→ Stated task:
Find how many lines contain "attributable" and state only that number.

→ Source records:
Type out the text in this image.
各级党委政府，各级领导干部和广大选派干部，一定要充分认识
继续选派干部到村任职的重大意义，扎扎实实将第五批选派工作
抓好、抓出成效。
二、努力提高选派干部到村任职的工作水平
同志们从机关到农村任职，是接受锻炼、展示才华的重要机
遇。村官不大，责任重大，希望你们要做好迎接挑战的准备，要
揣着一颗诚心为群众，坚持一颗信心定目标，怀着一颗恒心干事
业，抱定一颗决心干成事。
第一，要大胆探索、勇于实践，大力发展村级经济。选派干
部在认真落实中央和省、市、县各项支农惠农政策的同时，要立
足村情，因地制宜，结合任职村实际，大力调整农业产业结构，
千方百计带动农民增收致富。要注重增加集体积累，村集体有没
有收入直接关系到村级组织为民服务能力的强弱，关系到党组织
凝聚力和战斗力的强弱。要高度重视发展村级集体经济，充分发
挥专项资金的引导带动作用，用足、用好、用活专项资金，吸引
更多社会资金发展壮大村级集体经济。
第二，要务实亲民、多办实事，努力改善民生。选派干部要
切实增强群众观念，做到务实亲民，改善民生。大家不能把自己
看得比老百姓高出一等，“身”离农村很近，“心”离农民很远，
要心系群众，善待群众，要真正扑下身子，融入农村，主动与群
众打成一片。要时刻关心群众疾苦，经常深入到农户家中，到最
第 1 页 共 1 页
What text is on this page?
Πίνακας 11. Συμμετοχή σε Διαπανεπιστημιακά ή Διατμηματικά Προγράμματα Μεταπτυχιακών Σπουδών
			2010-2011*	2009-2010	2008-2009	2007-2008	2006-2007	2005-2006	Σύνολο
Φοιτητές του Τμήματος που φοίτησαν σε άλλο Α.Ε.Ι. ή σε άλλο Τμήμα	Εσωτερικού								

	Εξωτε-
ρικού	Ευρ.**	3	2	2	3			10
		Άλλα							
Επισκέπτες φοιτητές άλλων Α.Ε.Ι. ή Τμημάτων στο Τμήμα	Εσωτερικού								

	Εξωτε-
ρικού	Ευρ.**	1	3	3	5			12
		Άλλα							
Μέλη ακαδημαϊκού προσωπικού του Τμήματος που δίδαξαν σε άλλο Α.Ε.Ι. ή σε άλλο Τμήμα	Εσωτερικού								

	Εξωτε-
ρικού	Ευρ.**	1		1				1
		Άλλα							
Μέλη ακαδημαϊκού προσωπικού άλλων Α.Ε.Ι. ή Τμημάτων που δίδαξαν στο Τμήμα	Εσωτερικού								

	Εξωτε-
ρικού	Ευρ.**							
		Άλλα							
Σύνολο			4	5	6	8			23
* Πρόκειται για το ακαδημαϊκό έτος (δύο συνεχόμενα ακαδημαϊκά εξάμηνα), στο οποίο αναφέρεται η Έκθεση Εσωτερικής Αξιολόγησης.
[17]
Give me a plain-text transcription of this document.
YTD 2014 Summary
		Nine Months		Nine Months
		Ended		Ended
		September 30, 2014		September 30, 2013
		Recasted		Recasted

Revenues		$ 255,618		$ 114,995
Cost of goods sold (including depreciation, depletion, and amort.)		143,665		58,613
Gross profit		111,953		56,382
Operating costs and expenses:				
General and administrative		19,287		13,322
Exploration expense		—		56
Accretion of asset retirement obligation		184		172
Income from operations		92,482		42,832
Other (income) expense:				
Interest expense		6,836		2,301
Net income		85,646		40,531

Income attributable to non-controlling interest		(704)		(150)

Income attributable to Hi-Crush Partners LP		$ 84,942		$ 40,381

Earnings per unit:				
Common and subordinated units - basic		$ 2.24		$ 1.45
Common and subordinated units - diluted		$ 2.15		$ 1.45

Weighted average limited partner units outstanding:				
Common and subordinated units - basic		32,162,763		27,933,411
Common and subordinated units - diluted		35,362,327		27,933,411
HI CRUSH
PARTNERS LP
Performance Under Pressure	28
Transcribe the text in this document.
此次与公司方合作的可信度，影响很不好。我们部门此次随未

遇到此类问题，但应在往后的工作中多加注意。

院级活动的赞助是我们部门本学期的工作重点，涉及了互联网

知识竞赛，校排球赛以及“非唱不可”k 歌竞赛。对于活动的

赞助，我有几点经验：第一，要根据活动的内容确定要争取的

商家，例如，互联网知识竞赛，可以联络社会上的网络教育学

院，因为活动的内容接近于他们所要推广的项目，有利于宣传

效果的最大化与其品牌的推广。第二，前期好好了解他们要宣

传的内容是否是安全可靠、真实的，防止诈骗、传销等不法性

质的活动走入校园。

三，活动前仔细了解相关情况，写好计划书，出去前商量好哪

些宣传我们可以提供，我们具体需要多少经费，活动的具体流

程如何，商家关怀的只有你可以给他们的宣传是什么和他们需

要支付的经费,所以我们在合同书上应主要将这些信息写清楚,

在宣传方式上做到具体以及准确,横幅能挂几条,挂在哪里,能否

→ Correct result:
2